[Records contained in a dataset]
= = =

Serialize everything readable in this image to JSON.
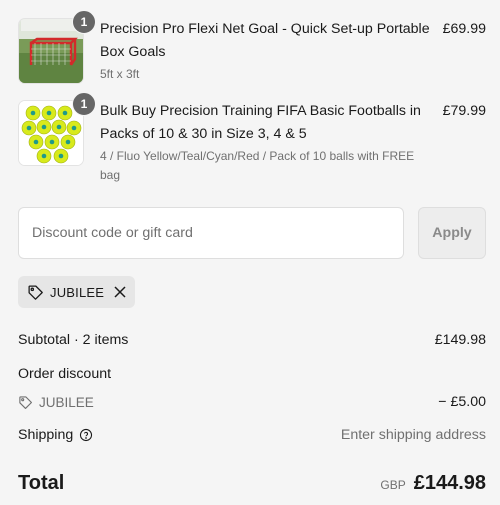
{
  "line_items": [
    {
      "quantity": "1",
      "title": "Precision Pro Flexi Net Goal - Quick Set-up Portable Box Goals",
      "variant": "5ft x 3ft",
      "price": "£69.99"
    },
    {
      "quantity": "1",
      "title": "Bulk Buy Precision Training FIFA Basic Footballs in Packs of 10 & 30 in Size 3, 4 & 5",
      "variant": "4 / Fluo Yellow/Teal/Cyan/Red / Pack of 10 balls with FREE bag",
      "price": "£79.99"
    }
  ],
  "discount": {
    "placeholder": "Discount code or gift card",
    "apply_label": "Apply",
    "applied_code": "JUBILEE"
  },
  "summary": {
    "subtotal_label": "Subtotal · 2 items",
    "subtotal_value": "£149.98",
    "order_discount_label": "Order discount",
    "discount_code": "JUBILEE",
    "discount_value": "− £5.00",
    "shipping_label": "Shipping",
    "shipping_value": "Enter shipping address",
    "total_label": "Total",
    "currency": "GBP",
    "total_value": "£144.98"
  },
  "icons": {
    "tag": "tag-icon",
    "close": "close-icon",
    "help": "help-circle-icon"
  },
  "colors": {
    "background": "#f5f5f5",
    "badge": "#666666",
    "muted_text": "#707070",
    "chip_background": "#e6e6e6"
  }
}
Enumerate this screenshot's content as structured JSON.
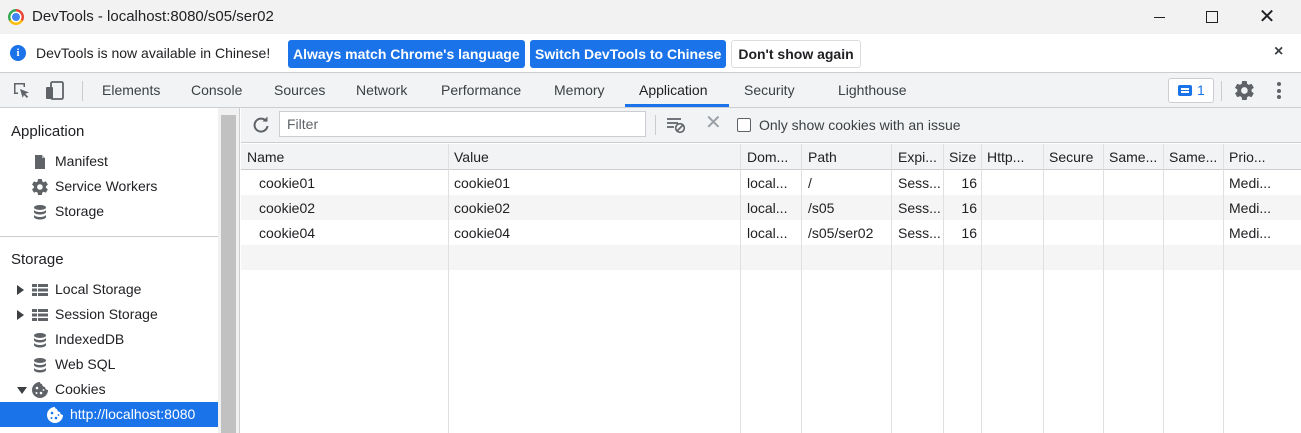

= = =

__Exercise requirements__. Each line in the entries above that includes the string "JSON" should be extracted.

__Task response__.
Serialize everything readable in this image to JSON.
Enumerate this screenshot's content as structured JSON.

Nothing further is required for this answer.